[start of Records supplied]

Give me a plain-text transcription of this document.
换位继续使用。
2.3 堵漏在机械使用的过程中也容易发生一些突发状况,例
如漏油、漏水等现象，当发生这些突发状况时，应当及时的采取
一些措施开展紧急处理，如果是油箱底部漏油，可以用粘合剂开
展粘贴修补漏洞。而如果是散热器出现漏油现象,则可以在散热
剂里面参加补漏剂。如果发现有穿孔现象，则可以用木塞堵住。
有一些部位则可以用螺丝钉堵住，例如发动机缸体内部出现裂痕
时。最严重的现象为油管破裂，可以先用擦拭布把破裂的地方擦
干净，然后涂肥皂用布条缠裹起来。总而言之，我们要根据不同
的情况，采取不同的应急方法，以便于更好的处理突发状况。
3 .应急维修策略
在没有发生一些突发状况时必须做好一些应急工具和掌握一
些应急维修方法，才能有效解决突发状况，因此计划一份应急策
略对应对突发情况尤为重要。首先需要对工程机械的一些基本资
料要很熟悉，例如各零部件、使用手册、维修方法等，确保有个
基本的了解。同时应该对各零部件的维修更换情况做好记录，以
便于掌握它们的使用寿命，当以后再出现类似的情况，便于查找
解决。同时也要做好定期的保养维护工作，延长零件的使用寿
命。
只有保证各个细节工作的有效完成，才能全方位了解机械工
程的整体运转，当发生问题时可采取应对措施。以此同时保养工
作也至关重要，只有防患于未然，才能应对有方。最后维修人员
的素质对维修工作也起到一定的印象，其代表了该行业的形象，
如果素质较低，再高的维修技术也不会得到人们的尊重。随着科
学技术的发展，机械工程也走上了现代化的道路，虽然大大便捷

[end of Records supplied]

Can you restate every record above word for word?

**Output of the task**.
Give me a plain-text transcription of this document.
换位继续使用。
2.3 堵漏在机械使用的过程中也容易发生一些突发状况,例
如漏油、漏水等现象，当发生这些突发状况时，应当及时的采取
一些措施开展紧急处理，如果是油箱底部漏油，可以用粘合剂开
展粘贴修补漏洞。而如果是散热器出现漏油现象,则可以在散热
剂里面参加补漏剂。如果发现有穿孔现象，则可以用木塞堵住。
有一些部位则可以用螺丝钉堵住，例如发动机缸体内部出现裂痕
时。最严重的现象为油管破裂，可以先用擦拭布把破裂的地方擦
干净，然后涂肥皂用布条缠裹起来。总而言之，我们要根据不同
的情况，采取不同的应急方法，以便于更好的处理突发状况。
3 .应急维修策略
在没有发生一些突发状况时必须做好一些应急工具和掌握一
些应急维修方法，才能有效解决突发状况，因此计划一份应急策
略对应对突发情况尤为重要。首先需要对工程机械的一些基本资
料要很熟悉，例如各零部件、使用手册、维修方法等，确保有个
基本的了解。同时应该对各零部件的维修更换情况做好记录，以
便于掌握它们的使用寿命，当以后再出现类似的情况，便于查找
解决。同时也要做好定期的保养维护工作，延长零件的使用寿
命。
只有保证各个细节工作的有效完成，才能全方位了解机械工
程的整体运转，当发生问题时可采取应对措施。以此同时保养工
作也至关重要，只有防患于未然，才能应对有方。最后维修人员
的素质对维修工作也起到一定的印象，其代表了该行业的形象，
如果素质较低，再高的维修技术也不会得到人们的尊重。随着科
学技术的发展，机械工程也走上了现代化的道路，虽然大大便捷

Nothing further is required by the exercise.